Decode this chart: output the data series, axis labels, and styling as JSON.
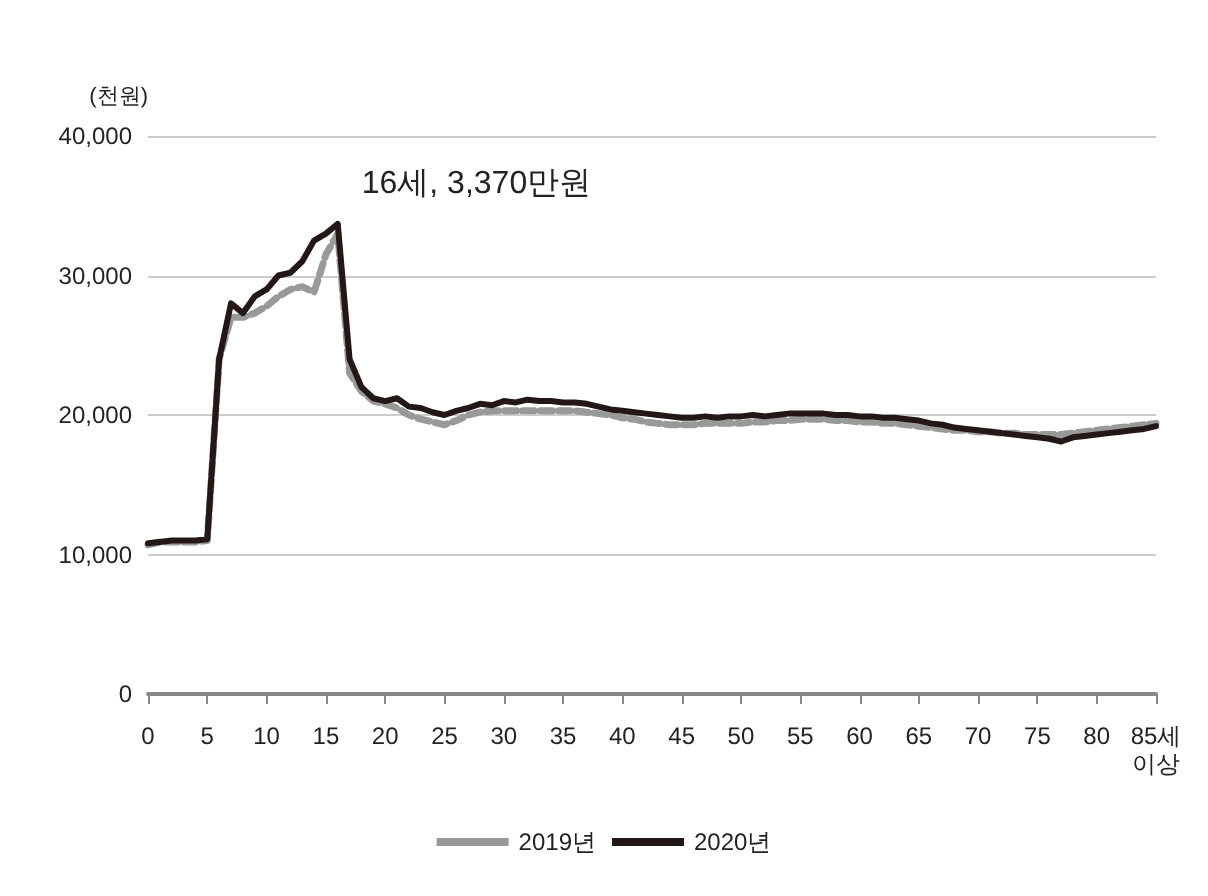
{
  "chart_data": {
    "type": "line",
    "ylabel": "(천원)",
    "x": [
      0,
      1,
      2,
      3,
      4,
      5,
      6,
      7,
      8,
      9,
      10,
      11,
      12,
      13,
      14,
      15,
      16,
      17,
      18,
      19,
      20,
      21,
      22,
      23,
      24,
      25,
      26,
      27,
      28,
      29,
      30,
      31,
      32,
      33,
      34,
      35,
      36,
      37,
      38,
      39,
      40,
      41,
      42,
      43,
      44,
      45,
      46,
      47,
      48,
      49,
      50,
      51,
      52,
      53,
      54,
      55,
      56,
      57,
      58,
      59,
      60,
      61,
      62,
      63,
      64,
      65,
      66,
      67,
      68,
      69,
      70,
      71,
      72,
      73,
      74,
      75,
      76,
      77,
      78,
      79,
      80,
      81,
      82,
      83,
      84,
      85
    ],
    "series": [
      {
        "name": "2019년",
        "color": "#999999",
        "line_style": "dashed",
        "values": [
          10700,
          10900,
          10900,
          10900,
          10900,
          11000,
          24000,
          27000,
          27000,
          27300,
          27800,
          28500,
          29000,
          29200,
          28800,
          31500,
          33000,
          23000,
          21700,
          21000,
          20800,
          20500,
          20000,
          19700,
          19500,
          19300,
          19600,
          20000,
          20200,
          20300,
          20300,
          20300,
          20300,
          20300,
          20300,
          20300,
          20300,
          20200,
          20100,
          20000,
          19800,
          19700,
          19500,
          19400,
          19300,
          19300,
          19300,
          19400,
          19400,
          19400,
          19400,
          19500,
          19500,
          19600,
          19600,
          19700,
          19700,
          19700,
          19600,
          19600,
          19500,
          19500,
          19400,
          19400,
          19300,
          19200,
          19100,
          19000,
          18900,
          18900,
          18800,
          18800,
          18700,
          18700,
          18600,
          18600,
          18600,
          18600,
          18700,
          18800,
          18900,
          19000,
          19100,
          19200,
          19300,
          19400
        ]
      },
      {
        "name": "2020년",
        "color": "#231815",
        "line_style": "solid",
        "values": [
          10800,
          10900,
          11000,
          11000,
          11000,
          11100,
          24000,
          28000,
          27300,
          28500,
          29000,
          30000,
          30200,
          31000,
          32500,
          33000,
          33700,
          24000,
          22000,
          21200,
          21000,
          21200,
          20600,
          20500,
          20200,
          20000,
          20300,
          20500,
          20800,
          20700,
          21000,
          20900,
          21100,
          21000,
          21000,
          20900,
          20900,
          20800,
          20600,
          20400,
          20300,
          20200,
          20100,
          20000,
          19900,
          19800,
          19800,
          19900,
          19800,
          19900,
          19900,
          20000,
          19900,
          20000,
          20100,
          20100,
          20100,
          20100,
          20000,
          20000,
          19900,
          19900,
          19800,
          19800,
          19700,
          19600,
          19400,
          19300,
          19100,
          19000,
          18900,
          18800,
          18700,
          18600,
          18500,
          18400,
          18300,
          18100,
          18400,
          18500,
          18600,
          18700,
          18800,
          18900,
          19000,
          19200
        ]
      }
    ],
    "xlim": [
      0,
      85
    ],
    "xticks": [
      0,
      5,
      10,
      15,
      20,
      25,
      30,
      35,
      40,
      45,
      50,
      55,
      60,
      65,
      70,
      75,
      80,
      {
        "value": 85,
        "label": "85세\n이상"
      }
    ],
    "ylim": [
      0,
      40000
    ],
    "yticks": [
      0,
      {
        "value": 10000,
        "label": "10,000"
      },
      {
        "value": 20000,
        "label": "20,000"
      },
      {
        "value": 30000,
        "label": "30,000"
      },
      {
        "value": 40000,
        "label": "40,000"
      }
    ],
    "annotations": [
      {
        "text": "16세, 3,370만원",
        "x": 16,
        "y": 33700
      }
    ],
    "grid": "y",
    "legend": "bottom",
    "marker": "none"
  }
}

_ _ _ _ _

**AIM**
Write out the entries above word for word. Do not include the pictures.

**ANSWER BELOW**
Decode this chart: output the data series, axis labels, and styling as JSON.
{
  "chart_data": {
    "type": "line",
    "ylabel": "(천원)",
    "x": [
      0,
      1,
      2,
      3,
      4,
      5,
      6,
      7,
      8,
      9,
      10,
      11,
      12,
      13,
      14,
      15,
      16,
      17,
      18,
      19,
      20,
      21,
      22,
      23,
      24,
      25,
      26,
      27,
      28,
      29,
      30,
      31,
      32,
      33,
      34,
      35,
      36,
      37,
      38,
      39,
      40,
      41,
      42,
      43,
      44,
      45,
      46,
      47,
      48,
      49,
      50,
      51,
      52,
      53,
      54,
      55,
      56,
      57,
      58,
      59,
      60,
      61,
      62,
      63,
      64,
      65,
      66,
      67,
      68,
      69,
      70,
      71,
      72,
      73,
      74,
      75,
      76,
      77,
      78,
      79,
      80,
      81,
      82,
      83,
      84,
      85
    ],
    "series": [
      {
        "name": "2019년",
        "color": "#999999",
        "line_style": "dashed",
        "values": [
          10700,
          10900,
          10900,
          10900,
          10900,
          11000,
          24000,
          27000,
          27000,
          27300,
          27800,
          28500,
          29000,
          29200,
          28800,
          31500,
          33000,
          23000,
          21700,
          21000,
          20800,
          20500,
          20000,
          19700,
          19500,
          19300,
          19600,
          20000,
          20200,
          20300,
          20300,
          20300,
          20300,
          20300,
          20300,
          20300,
          20300,
          20200,
          20100,
          20000,
          19800,
          19700,
          19500,
          19400,
          19300,
          19300,
          19300,
          19400,
          19400,
          19400,
          19400,
          19500,
          19500,
          19600,
          19600,
          19700,
          19700,
          19700,
          19600,
          19600,
          19500,
          19500,
          19400,
          19400,
          19300,
          19200,
          19100,
          19000,
          18900,
          18900,
          18800,
          18800,
          18700,
          18700,
          18600,
          18600,
          18600,
          18600,
          18700,
          18800,
          18900,
          19000,
          19100,
          19200,
          19300,
          19400
        ]
      },
      {
        "name": "2020년",
        "color": "#231815",
        "line_style": "solid",
        "values": [
          10800,
          10900,
          11000,
          11000,
          11000,
          11100,
          24000,
          28000,
          27300,
          28500,
          29000,
          30000,
          30200,
          31000,
          32500,
          33000,
          33700,
          24000,
          22000,
          21200,
          21000,
          21200,
          20600,
          20500,
          20200,
          20000,
          20300,
          20500,
          20800,
          20700,
          21000,
          20900,
          21100,
          21000,
          21000,
          20900,
          20900,
          20800,
          20600,
          20400,
          20300,
          20200,
          20100,
          20000,
          19900,
          19800,
          19800,
          19900,
          19800,
          19900,
          19900,
          20000,
          19900,
          20000,
          20100,
          20100,
          20100,
          20100,
          20000,
          20000,
          19900,
          19900,
          19800,
          19800,
          19700,
          19600,
          19400,
          19300,
          19100,
          19000,
          18900,
          18800,
          18700,
          18600,
          18500,
          18400,
          18300,
          18100,
          18400,
          18500,
          18600,
          18700,
          18800,
          18900,
          19000,
          19200
        ]
      }
    ],
    "xlim": [
      0,
      85
    ],
    "xticks": [
      0,
      5,
      10,
      15,
      20,
      25,
      30,
      35,
      40,
      45,
      50,
      55,
      60,
      65,
      70,
      75,
      80,
      {
        "value": 85,
        "label": "85세\n이상"
      }
    ],
    "ylim": [
      0,
      40000
    ],
    "yticks": [
      0,
      {
        "value": 10000,
        "label": "10,000"
      },
      {
        "value": 20000,
        "label": "20,000"
      },
      {
        "value": 30000,
        "label": "30,000"
      },
      {
        "value": 40000,
        "label": "40,000"
      }
    ],
    "annotations": [
      {
        "text": "16세, 3,370만원",
        "x": 16,
        "y": 33700
      }
    ],
    "grid": "y",
    "legend": "bottom",
    "marker": "none"
  }
}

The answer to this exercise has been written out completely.